GOAL ::
In your copy, leave out the pictures; write out all the data exactly.

DATA ROWS ::
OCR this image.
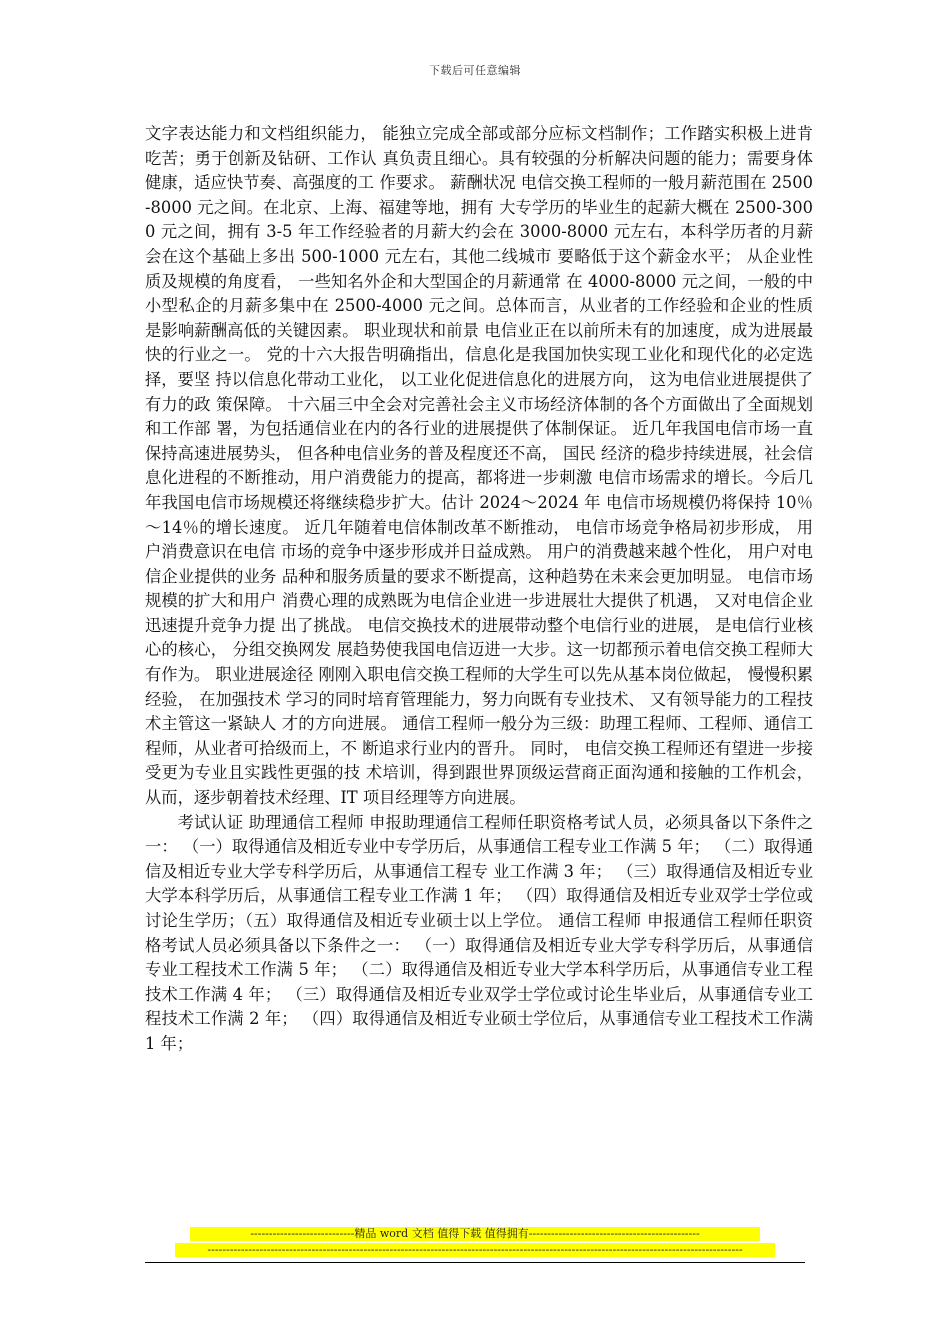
下载后可任意编辑

文字表达能力和文档组织能力， 能独立完成全部或部分应标文档制作；工作踏实积极上进肯吃苦；勇于创新及钻研、工作认 真负责且细心。具有较强的分析解决问题的能力；需要身体健康，适应快节奏、高强度的工 作要求。 薪酬状况 电信交换工程师的一般月薪范围在 2500-8000 元之间。在北京、上海、福建等地，拥有 大专学历的毕业生的起薪大概在 2500-3000 元之间，拥有 3-5 年工作经验者的月薪大约会在 3000-8000 元左右，本科学历者的月薪会在这个基础上多出 500-1000 元左右，其他二线城市 要略低于这个薪金水平； 从企业性质及规模的角度看， 一些知名外企和大型国企的月薪通常 在 4000-8000 元之间，一般的中小型私企的月薪多集中在 2500-4000 元之间。总体而言，从业者的工作经验和企业的性质是影响薪酬高低的关键因素。 职业现状和前景 电信业正在以前所未有的加速度，成为进展最快的行业之一。 党的十六大报告明确指出，信息化是我国加快实现工业化和现代化的必定选择，要坚 持以信息化带动工业化， 以工业化促进信息化的进展方向， 这为电信业进展提供了有力的政 策保障。 十六届三中全会对完善社会主义市场经济体制的各个方面做出了全面规划和工作部 署，为包括通信业在内的各行业的进展提供了体制保证。 近几年我国电信市场一直保持高速进展势头， 但各种电信业务的普及程度还不高， 国民 经济的稳步持续进展，社会信息化进程的不断推动，用户消费能力的提高，都将进一步刺激 电信市场需求的增长。今后几年我国电信市场规模还将继续稳步扩大。估计 2024～2024 年 电信市场规模仍将保持 10％～14％的增长速度。 近几年随着电信体制改革不断推动， 电信市场竞争格局初步形成， 用户消费意识在电信 市场的竞争中逐步形成并日益成熟。 用户的消费越来越个性化， 用户对电信企业提供的业务 品种和服务质量的要求不断提高，这种趋势在未来会更加明显。 电信市场规模的扩大和用户 消费心理的成熟既为电信企业进一步进展壮大提供了机遇， 又对电信企业迅速提升竞争力提 出了挑战。 电信交换技术的进展带动整个电信行业的进展， 是电信行业核心的核心， 分组交换网发 展趋势使我国电信迈进一大步。这一切都预示着电信交换工程师大有作为。 职业进展途径 刚刚入职电信交换工程师的大学生可以先从基本岗位做起， 慢慢积累经验， 在加强技术 学习的同时培育管理能力，努力向既有专业技术、 又有领导能力的工程技术主管这一紧缺人 才的方向进展。 通信工程师一般分为三级：助理工程师、工程师、通信工程师，从业者可拾级而上，不 断追求行业内的晋升。 同时， 电信交换工程师还有望进一步接受更为专业且实践性更强的技 术培训，得到跟世界顶级运营商正面沟通和接触的工作机会，从而，逐步朝着技术经理、IT 项目经理等方向进展。

考试认证 助理通信工程师 申报助理通信工程师任职资格考试人员，必须具备以下条件之一： （一）取得通信及相近专业中专学历后，从事通信工程专业工作满 5 年； （二）取得通信及相近专业大学专科学历后，从事通信工程专 业工作满 3 年； （三）取得通信及相近专业大学本科学历后，从事通信工程专业工作满 1 年； （四）取得通信及相近专业双学士学位或讨论生学历；（五）取得通信及相近专业硕士以上学位。 通信工程师 申报通信工程师任职资格考试人员必须具备以下条件之一： （一）取得通信及相近专业大学专科学历后，从事通信专业工程技术工作满 5 年； （二）取得通信及相近专业大学本科学历后，从事通信专业工程技术工作满 4 年； （三）取得通信及相近专业双学士学位或讨论生毕业后，从事通信专业工程技术工作满 2 年； （四）取得通信及相近专业硕士学位后，从事通信专业工程技术工作满 1 年；

----------------------------精品 word 文档 值得下载 值得拥有----------------------------------------------
------------------------------------------------------------------------------------------------------------------------------------------------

COMPLETED EXERCISE ::
OCR this image.
下载后可任意编辑

文字表达能力和文档组织能力， 能独立完成全部或部分应标文档制作；工作踏实积极上进肯吃苦；勇于创新及钻研、工作认 真负责且细心。具有较强的分析解决问题的能力；需要身体健康，适应快节奏、高强度的工 作要求。 薪酬状况 电信交换工程师的一般月薪范围在 2500-8000 元之间。在北京、上海、福建等地，拥有 大专学历的毕业生的起薪大概在 2500-3000 元之间，拥有 3-5 年工作经验者的月薪大约会在 3000-8000 元左右，本科学历者的月薪会在这个基础上多出 500-1000 元左右，其他二线城市 要略低于这个薪金水平； 从企业性质及规模的角度看， 一些知名外企和大型国企的月薪通常 在 4000-8000 元之间，一般的中小型私企的月薪多集中在 2500-4000 元之间。总体而言，从业者的工作经验和企业的性质是影响薪酬高低的关键因素。 职业现状和前景 电信业正在以前所未有的加速度，成为进展最快的行业之一。 党的十六大报告明确指出，信息化是我国加快实现工业化和现代化的必定选择，要坚 持以信息化带动工业化， 以工业化促进信息化的进展方向， 这为电信业进展提供了有力的政 策保障。 十六届三中全会对完善社会主义市场经济体制的各个方面做出了全面规划和工作部 署，为包括通信业在内的各行业的进展提供了体制保证。 近几年我国电信市场一直保持高速进展势头， 但各种电信业务的普及程度还不高， 国民 经济的稳步持续进展，社会信息化进程的不断推动，用户消费能力的提高，都将进一步刺激 电信市场需求的增长。今后几年我国电信市场规模还将继续稳步扩大。估计 2024～2024 年 电信市场规模仍将保持 10％～14％的增长速度。 近几年随着电信体制改革不断推动， 电信市场竞争格局初步形成， 用户消费意识在电信 市场的竞争中逐步形成并日益成熟。 用户的消费越来越个性化， 用户对电信企业提供的业务 品种和服务质量的要求不断提高，这种趋势在未来会更加明显。 电信市场规模的扩大和用户 消费心理的成熟既为电信企业进一步进展壮大提供了机遇， 又对电信企业迅速提升竞争力提 出了挑战。 电信交换技术的进展带动整个电信行业的进展， 是电信行业核心的核心， 分组交换网发 展趋势使我国电信迈进一大步。这一切都预示着电信交换工程师大有作为。 职业进展途径 刚刚入职电信交换工程师的大学生可以先从基本岗位做起， 慢慢积累经验， 在加强技术 学习的同时培育管理能力，努力向既有专业技术、 又有领导能力的工程技术主管这一紧缺人 才的方向进展。 通信工程师一般分为三级：助理工程师、工程师、通信工程师，从业者可拾级而上，不 断追求行业内的晋升。 同时， 电信交换工程师还有望进一步接受更为专业且实践性更强的技 术培训，得到跟世界顶级运营商正面沟通和接触的工作机会，从而，逐步朝着技术经理、IT 项目经理等方向进展。

考试认证 助理通信工程师 申报助理通信工程师任职资格考试人员，必须具备以下条件之一： （一）取得通信及相近专业中专学历后，从事通信工程专业工作满 5 年； （二）取得通信及相近专业大学专科学历后，从事通信工程专 业工作满 3 年； （三）取得通信及相近专业大学本科学历后，从事通信工程专业工作满 1 年； （四）取得通信及相近专业双学士学位或讨论生学历；（五）取得通信及相近专业硕士以上学位。 通信工程师 申报通信工程师任职资格考试人员必须具备以下条件之一： （一）取得通信及相近专业大学专科学历后，从事通信专业工程技术工作满 5 年； （二）取得通信及相近专业大学本科学历后，从事通信专业工程技术工作满 4 年； （三）取得通信及相近专业双学士学位或讨论生毕业后，从事通信专业工程技术工作满 2 年； （四）取得通信及相近专业硕士学位后，从事通信专业工程技术工作满 1 年；

----------------------------精品 word 文档 值得下载 值得拥有----------------------------------------------
------------------------------------------------------------------------------------------------------------------------------------------------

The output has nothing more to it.